__Exercise prompt__.
Go through the material and pull out every line with the string "capitales" in it.
%%
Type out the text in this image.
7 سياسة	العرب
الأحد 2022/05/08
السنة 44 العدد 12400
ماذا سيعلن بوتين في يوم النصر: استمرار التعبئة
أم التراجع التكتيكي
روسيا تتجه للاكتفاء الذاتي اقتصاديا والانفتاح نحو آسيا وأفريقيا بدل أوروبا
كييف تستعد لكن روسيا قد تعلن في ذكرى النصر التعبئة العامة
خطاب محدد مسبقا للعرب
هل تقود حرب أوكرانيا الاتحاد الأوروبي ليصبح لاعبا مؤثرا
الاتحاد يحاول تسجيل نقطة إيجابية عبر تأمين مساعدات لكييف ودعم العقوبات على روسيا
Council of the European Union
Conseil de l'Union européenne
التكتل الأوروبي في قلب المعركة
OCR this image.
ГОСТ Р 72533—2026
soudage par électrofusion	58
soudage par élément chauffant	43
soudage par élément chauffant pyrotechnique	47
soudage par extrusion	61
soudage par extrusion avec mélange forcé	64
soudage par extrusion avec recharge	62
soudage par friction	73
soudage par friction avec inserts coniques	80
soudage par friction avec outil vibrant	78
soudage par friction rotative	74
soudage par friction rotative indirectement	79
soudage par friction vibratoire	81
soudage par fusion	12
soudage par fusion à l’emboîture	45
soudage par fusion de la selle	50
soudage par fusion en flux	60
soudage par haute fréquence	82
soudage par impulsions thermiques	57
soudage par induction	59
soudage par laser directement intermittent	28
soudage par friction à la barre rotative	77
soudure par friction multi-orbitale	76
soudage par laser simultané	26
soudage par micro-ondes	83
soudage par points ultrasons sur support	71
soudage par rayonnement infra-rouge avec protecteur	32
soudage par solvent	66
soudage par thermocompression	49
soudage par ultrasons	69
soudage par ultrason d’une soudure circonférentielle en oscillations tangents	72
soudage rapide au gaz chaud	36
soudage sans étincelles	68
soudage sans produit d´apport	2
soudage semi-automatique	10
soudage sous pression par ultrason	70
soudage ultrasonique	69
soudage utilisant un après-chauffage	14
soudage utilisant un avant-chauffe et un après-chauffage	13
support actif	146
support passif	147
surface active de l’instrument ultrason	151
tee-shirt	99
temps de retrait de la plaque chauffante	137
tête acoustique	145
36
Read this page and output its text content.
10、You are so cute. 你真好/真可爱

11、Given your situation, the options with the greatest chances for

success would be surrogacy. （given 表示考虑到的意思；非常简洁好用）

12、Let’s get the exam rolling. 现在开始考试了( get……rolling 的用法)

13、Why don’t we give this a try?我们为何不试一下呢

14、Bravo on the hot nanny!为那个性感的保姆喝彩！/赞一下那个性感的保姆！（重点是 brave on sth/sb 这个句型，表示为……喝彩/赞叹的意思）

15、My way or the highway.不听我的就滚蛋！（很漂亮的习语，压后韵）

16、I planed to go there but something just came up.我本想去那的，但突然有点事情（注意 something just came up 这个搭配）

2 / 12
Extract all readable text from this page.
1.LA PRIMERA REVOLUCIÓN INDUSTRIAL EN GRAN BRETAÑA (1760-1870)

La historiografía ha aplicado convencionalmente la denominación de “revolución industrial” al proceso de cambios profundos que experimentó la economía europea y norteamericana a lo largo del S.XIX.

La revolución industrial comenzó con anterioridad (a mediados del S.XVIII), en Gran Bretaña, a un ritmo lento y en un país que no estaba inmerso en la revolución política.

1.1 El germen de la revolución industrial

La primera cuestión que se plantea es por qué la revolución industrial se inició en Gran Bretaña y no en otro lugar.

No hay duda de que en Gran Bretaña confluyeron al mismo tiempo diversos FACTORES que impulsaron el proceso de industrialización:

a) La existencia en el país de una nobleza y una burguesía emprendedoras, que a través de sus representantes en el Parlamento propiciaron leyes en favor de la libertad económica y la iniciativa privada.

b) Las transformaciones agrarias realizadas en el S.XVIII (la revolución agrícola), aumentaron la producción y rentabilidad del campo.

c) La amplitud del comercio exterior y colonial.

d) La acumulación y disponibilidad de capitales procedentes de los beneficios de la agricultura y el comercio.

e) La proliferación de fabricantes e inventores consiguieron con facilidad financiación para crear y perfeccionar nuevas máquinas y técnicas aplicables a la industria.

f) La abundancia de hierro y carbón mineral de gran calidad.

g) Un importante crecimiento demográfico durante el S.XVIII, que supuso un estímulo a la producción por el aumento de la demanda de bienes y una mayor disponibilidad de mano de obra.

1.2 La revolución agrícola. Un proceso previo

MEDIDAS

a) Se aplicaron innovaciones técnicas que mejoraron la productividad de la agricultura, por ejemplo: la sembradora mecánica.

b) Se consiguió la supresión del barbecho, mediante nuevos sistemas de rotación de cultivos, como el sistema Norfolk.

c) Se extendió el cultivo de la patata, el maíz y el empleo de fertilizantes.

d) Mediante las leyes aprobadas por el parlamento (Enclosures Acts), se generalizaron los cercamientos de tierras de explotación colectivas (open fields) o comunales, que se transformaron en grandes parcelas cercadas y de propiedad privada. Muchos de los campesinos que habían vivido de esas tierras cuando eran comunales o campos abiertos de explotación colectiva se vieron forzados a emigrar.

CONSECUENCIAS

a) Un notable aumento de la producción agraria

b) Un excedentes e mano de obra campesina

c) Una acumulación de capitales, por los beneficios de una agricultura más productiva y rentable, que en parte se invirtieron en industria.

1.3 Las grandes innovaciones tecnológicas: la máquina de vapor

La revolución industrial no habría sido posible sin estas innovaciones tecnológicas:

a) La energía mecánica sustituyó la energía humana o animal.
%%
__Answer below__.
d) La acumulación y disponibilidad de capitales procedentes de los beneficios de la agricultura y el comercio.
c) Una acumulación de capitales, por los beneficios de una agricultura más productiva y rentable, que en parte se invirtieron en industria.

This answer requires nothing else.